WHAT TO DO: Please copy each of the items below word for word, keeping every character and line break unchanged.

DATASET RECORDS:
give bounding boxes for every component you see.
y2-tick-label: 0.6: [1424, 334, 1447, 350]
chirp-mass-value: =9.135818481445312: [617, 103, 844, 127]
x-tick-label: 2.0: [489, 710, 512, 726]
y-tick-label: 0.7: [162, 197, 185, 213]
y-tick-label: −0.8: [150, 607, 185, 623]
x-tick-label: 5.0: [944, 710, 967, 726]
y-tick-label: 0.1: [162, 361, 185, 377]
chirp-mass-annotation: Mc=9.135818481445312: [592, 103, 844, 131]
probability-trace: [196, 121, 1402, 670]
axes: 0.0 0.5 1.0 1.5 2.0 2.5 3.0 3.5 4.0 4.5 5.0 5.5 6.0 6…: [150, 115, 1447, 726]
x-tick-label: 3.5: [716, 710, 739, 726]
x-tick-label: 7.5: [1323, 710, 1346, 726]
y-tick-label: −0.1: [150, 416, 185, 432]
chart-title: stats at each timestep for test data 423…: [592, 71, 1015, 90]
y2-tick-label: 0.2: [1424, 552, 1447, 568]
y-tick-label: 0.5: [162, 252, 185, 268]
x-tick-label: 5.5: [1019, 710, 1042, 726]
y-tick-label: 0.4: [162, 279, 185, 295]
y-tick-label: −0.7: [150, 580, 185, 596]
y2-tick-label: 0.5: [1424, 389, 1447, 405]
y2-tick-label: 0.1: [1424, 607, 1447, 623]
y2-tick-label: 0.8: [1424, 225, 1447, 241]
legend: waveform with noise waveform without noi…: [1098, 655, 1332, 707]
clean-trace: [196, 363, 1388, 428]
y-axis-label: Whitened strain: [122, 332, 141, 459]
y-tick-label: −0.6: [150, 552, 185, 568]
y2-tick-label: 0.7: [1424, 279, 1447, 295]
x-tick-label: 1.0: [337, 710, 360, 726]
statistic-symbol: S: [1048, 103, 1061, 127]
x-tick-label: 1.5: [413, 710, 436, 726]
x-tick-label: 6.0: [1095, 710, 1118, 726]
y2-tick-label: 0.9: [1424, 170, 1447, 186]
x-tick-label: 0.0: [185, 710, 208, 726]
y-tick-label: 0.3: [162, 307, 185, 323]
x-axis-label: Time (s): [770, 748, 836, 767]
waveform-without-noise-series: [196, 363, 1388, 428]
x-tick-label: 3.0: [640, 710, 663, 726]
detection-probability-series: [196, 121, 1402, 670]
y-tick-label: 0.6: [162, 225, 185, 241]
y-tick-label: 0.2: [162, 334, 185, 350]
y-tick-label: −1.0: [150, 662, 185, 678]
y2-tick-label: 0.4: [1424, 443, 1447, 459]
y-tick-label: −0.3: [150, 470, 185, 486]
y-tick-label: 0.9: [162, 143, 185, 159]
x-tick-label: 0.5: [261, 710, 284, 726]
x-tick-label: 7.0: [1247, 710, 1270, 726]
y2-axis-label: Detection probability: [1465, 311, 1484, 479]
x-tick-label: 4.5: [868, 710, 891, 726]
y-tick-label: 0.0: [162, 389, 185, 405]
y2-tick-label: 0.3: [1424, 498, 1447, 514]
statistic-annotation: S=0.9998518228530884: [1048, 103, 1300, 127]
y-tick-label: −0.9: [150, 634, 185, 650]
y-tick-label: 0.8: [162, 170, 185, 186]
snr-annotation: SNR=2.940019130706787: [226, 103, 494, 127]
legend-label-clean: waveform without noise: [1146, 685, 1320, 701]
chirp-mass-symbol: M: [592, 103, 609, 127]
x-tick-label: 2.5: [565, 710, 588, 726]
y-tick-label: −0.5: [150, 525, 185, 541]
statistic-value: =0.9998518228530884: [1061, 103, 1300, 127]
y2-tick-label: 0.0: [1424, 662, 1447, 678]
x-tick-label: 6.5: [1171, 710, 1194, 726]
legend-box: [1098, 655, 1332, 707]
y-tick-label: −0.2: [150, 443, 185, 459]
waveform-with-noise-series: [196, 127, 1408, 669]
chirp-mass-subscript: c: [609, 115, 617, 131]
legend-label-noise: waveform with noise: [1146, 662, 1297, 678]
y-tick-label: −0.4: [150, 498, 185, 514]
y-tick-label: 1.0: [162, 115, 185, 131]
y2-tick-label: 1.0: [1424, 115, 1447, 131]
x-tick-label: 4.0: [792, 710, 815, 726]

RESPONSE FOR THIS EXERCISE:
give bounding boxes for every component you see.
y2-tick-label: 0.6: [1424, 334, 1447, 350]
chirp-mass-value: =9.135818481445312: [617, 103, 844, 127]
x-tick-label: 2.0: [489, 710, 512, 726]
y-tick-label: 0.7: [162, 197, 185, 213]
y-tick-label: −0.8: [150, 607, 185, 623]
x-tick-label: 5.0: [944, 710, 967, 726]
y-tick-label: 0.1: [162, 361, 185, 377]
chirp-mass-annotation: Mc=9.135818481445312: [592, 103, 844, 131]
probability-trace: [196, 121, 1402, 670]
axes: 0.0 0.5 1.0 1.5 2.0 2.5 3.0 3.5 4.0 4.5 5.0 5.5 6.0 6…: [150, 115, 1447, 726]
x-tick-label: 3.5: [716, 710, 739, 726]
x-tick-label: 7.5: [1323, 710, 1346, 726]
y-tick-label: −0.1: [150, 416, 185, 432]
chart-title: stats at each timestep for test data 423…: [592, 71, 1015, 90]
y2-tick-label: 0.2: [1424, 552, 1447, 568]
y-tick-label: 0.5: [162, 252, 185, 268]
x-tick-label: 5.5: [1019, 710, 1042, 726]
y-tick-label: 0.4: [162, 279, 185, 295]
y-tick-label: −0.7: [150, 580, 185, 596]
y2-tick-label: 0.5: [1424, 389, 1447, 405]
y2-tick-label: 0.1: [1424, 607, 1447, 623]
y2-tick-label: 0.8: [1424, 225, 1447, 241]
legend: waveform with noise waveform without noi…: [1098, 655, 1332, 707]
clean-trace: [196, 363, 1388, 428]
y-axis-label: Whitened strain: [122, 332, 141, 459]
y-tick-label: −0.6: [150, 552, 185, 568]
y2-tick-label: 0.7: [1424, 279, 1447, 295]
x-tick-label: 1.0: [337, 710, 360, 726]
statistic-symbol: S: [1048, 103, 1061, 127]
x-tick-label: 1.5: [413, 710, 436, 726]
x-tick-label: 6.0: [1095, 710, 1118, 726]
y2-tick-label: 0.9: [1424, 170, 1447, 186]
x-tick-label: 0.0: [185, 710, 208, 726]
y-tick-label: 0.3: [162, 307, 185, 323]
x-axis-label: Time (s): [770, 748, 836, 767]
waveform-without-noise-series: [196, 363, 1388, 428]
x-tick-label: 3.0: [640, 710, 663, 726]
detection-probability-series: [196, 121, 1402, 670]
y-tick-label: 0.6: [162, 225, 185, 241]
y-tick-label: 0.2: [162, 334, 185, 350]
y-tick-label: −1.0: [150, 662, 185, 678]
y2-tick-label: 0.4: [1424, 443, 1447, 459]
y-tick-label: −0.3: [150, 470, 185, 486]
y-tick-label: 0.9: [162, 143, 185, 159]
x-tick-label: 0.5: [261, 710, 284, 726]
x-tick-label: 7.0: [1247, 710, 1270, 726]
y2-axis-label: Detection probability: [1465, 311, 1484, 479]
x-tick-label: 4.5: [868, 710, 891, 726]
y-tick-label: 0.0: [162, 389, 185, 405]
y2-tick-label: 0.3: [1424, 498, 1447, 514]
statistic-annotation: S=0.9998518228530884: [1048, 103, 1300, 127]
y-tick-label: −0.9: [150, 634, 185, 650]
y-tick-label: 0.8: [162, 170, 185, 186]
snr-annotation: SNR=2.940019130706787: [226, 103, 494, 127]
legend-label-clean: waveform without noise: [1146, 685, 1320, 701]
chirp-mass-symbol: M: [592, 103, 609, 127]
x-tick-label: 2.5: [565, 710, 588, 726]
y-tick-label: −0.5: [150, 525, 185, 541]
statistic-value: =0.9998518228530884: [1061, 103, 1300, 127]
y2-tick-label: 0.0: [1424, 662, 1447, 678]
x-tick-label: 6.5: [1171, 710, 1194, 726]
legend-box: [1098, 655, 1332, 707]
y-tick-label: −0.2: [150, 443, 185, 459]
waveform-with-noise-series: [196, 127, 1408, 669]
chirp-mass-subscript: c: [609, 115, 617, 131]
legend-label-noise: waveform with noise: [1146, 662, 1297, 678]
y-tick-label: −0.4: [150, 498, 185, 514]
y-tick-label: 1.0: [162, 115, 185, 131]
y2-tick-label: 1.0: [1424, 115, 1447, 131]
x-tick-label: 4.0: [792, 710, 815, 726]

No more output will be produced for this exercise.